>>>

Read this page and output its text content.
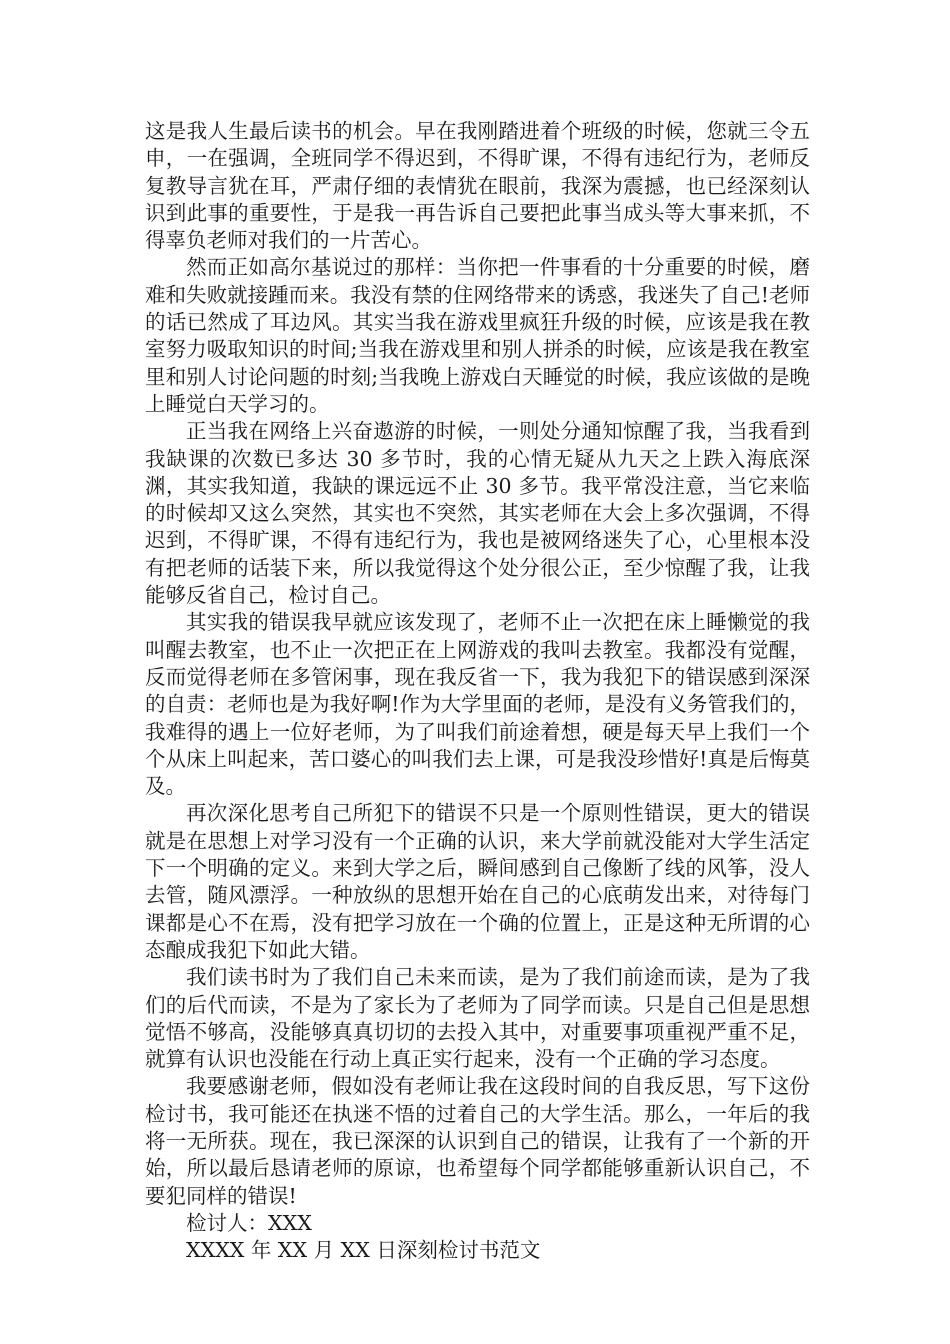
这是我人生最后读书的机会。早在我刚踏进着个班级的时候，您就三令五申，一在强调，全班同学不得迟到，不得旷课，不得有违纪行为，老师反复教导言犹在耳，严肃仔细的表情犹在眼前，我深为震撼，也已经深刻认识到此事的重要性，于是我一再告诉自己要把此事当成头等大事来抓，不得辜负老师对我们的一片苦心。

然而正如高尔基说过的那样：当你把一件事看的十分重要的时候，磨难和失败就接踵而来。我没有禁的住网络带来的诱惑，我迷失了自己!老师的话已然成了耳边风。其实当我在游戏里疯狂升级的时候，应该是我在教室努力吸取知识的时间;当我在游戏里和别人拼杀的时候，应该是我在教室里和别人讨论问题的时刻;当我晚上游戏白天睡觉的时候，我应该做的是晚上睡觉白天学习的。

正当我在网络上兴奋遨游的时候，一则处分通知惊醒了我，当我看到我缺课的次数已多达 30 多节时，我的心情无疑从九天之上跌入海底深渊，其实我知道，我缺的课远远不止 30 多节。我平常没注意，当它来临的时候却又这么突然，其实也不突然，其实老师在大会上多次强调，不得迟到，不得旷课，不得有违纪行为，我也是被网络迷失了心，心里根本没有把老师的话装下来，所以我觉得这个处分很公正，至少惊醒了我，让我能够反省自己，检讨自己。

其实我的错误我早就应该发现了，老师不止一次把在床上睡懒觉的我叫醒去教室，也不止一次把正在上网游戏的我叫去教室。我都没有觉醒，反而觉得老师在多管闲事，现在我反省一下，我为我犯下的错误感到深深的自责：老师也是为我好啊!作为大学里面的老师，是没有义务管我们的，我难得的遇上一位好老师，为了叫我们前途着想，硬是每天早上我们一个个从床上叫起来，苦口婆心的叫我们去上课，可是我没珍惜好!真是后悔莫及。

再次深化思考自己所犯下的错误不只是一个原则性错误，更大的错误就是在思想上对学习没有一个正确的认识，来大学前就没能对大学生活定下一个明确的定义。来到大学之后，瞬间感到自己像断了线的风筝，没人去管，随风漂浮。一种放纵的思想开始在自己的心底萌发出来，对待每门课都是心不在焉，没有把学习放在一个确的位置上，正是这种无所谓的心态酿成我犯下如此大错。

我们读书时为了我们自己未来而读，是为了我们前途而读，是为了我们的后代而读，不是为了家长为了老师为了同学而读。只是自己但是思想觉悟不够高，没能够真真切切的去投入其中，对重要事项重视严重不足，就算有认识也没能在行动上真正实行起来，没有一个正确的学习态度。

我要感谢老师，假如没有老师让我在这段时间的自我反思，写下这份检讨书，我可能还在执迷不悟的过着自己的大学生活。那么，一年后的我将一无所获。现在，我已深深的认识到自己的错误，让我有了一个新的开始，所以最后恳请老师的原谅，也希望每个同学都能够重新认识自己，不要犯同样的错误!

检讨人：XXX

XXXX 年 XX 月 XX 日深刻检讨书范文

<<<

In your copy, leave out the pictures and reproduce the material above exactly.

* [EXERCISE RESPONSE]
Read this page and output its text content.
这是我人生最后读书的机会。早在我刚踏进着个班级的时候，您就三令五申，一在强调，全班同学不得迟到，不得旷课，不得有违纪行为，老师反复教导言犹在耳，严肃仔细的表情犹在眼前，我深为震撼，也已经深刻认识到此事的重要性，于是我一再告诉自己要把此事当成头等大事来抓，不得辜负老师对我们的一片苦心。

然而正如高尔基说过的那样：当你把一件事看的十分重要的时候，磨难和失败就接踵而来。我没有禁的住网络带来的诱惑，我迷失了自己!老师的话已然成了耳边风。其实当我在游戏里疯狂升级的时候，应该是我在教室努力吸取知识的时间;当我在游戏里和别人拼杀的时候，应该是我在教室里和别人讨论问题的时刻;当我晚上游戏白天睡觉的时候，我应该做的是晚上睡觉白天学习的。

正当我在网络上兴奋遨游的时候，一则处分通知惊醒了我，当我看到我缺课的次数已多达 30 多节时，我的心情无疑从九天之上跌入海底深渊，其实我知道，我缺的课远远不止 30 多节。我平常没注意，当它来临的时候却又这么突然，其实也不突然，其实老师在大会上多次强调，不得迟到，不得旷课，不得有违纪行为，我也是被网络迷失了心，心里根本没有把老师的话装下来，所以我觉得这个处分很公正，至少惊醒了我，让我能够反省自己，检讨自己。

其实我的错误我早就应该发现了，老师不止一次把在床上睡懒觉的我叫醒去教室，也不止一次把正在上网游戏的我叫去教室。我都没有觉醒，反而觉得老师在多管闲事，现在我反省一下，我为我犯下的错误感到深深的自责：老师也是为我好啊!作为大学里面的老师，是没有义务管我们的，我难得的遇上一位好老师，为了叫我们前途着想，硬是每天早上我们一个个从床上叫起来，苦口婆心的叫我们去上课，可是我没珍惜好!真是后悔莫及。

再次深化思考自己所犯下的错误不只是一个原则性错误，更大的错误就是在思想上对学习没有一个正确的认识，来大学前就没能对大学生活定下一个明确的定义。来到大学之后，瞬间感到自己像断了线的风筝，没人去管，随风漂浮。一种放纵的思想开始在自己的心底萌发出来，对待每门课都是心不在焉，没有把学习放在一个确的位置上，正是这种无所谓的心态酿成我犯下如此大错。

我们读书时为了我们自己未来而读，是为了我们前途而读，是为了我们的后代而读，不是为了家长为了老师为了同学而读。只是自己但是思想觉悟不够高，没能够真真切切的去投入其中，对重要事项重视严重不足，就算有认识也没能在行动上真正实行起来，没有一个正确的学习态度。

我要感谢老师，假如没有老师让我在这段时间的自我反思，写下这份检讨书，我可能还在执迷不悟的过着自己的大学生活。那么，一年后的我将一无所获。现在，我已深深的认识到自己的错误，让我有了一个新的开始，所以最后恳请老师的原谅，也希望每个同学都能够重新认识自己，不要犯同样的错误!

检讨人：XXX

XXXX 年 XX 月 XX 日深刻检讨书范文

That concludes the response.